--- start Extracted information ---

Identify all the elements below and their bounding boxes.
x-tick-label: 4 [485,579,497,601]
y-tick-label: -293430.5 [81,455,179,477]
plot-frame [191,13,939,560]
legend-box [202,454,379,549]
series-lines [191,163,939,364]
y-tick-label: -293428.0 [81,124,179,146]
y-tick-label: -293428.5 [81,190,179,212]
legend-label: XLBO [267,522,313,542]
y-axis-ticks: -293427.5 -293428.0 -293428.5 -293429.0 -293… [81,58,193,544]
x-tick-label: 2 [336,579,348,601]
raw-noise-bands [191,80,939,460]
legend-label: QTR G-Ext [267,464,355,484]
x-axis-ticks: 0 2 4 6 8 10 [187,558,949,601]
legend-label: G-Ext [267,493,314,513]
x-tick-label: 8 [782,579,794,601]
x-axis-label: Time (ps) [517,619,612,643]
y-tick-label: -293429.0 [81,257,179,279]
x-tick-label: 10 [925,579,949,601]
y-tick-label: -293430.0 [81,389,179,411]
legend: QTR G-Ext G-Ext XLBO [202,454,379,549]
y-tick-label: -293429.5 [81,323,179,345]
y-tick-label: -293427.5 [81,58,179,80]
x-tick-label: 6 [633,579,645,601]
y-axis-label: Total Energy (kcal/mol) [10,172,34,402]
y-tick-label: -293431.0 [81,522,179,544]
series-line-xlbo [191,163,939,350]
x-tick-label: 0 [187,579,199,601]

--- end Extracted information ---

- [Job]: Reproduce the rows verbatim, from the first one through the row containing "raw-noise-bands [191,80,939,460]", with both ends included.

- [Exercise output]:
Identify all the elements below and their bounding boxes.
x-tick-label: 4 [485,579,497,601]
y-tick-label: -293430.5 [81,455,179,477]
plot-frame [191,13,939,560]
legend-box [202,454,379,549]
series-lines [191,163,939,364]
y-tick-label: -293428.0 [81,124,179,146]
y-tick-label: -293428.5 [81,190,179,212]
legend-label: XLBO [267,522,313,542]
y-axis-ticks: -293427.5 -293428.0 -293428.5 -293429.0 -293… [81,58,193,544]
x-tick-label: 2 [336,579,348,601]
raw-noise-bands [191,80,939,460]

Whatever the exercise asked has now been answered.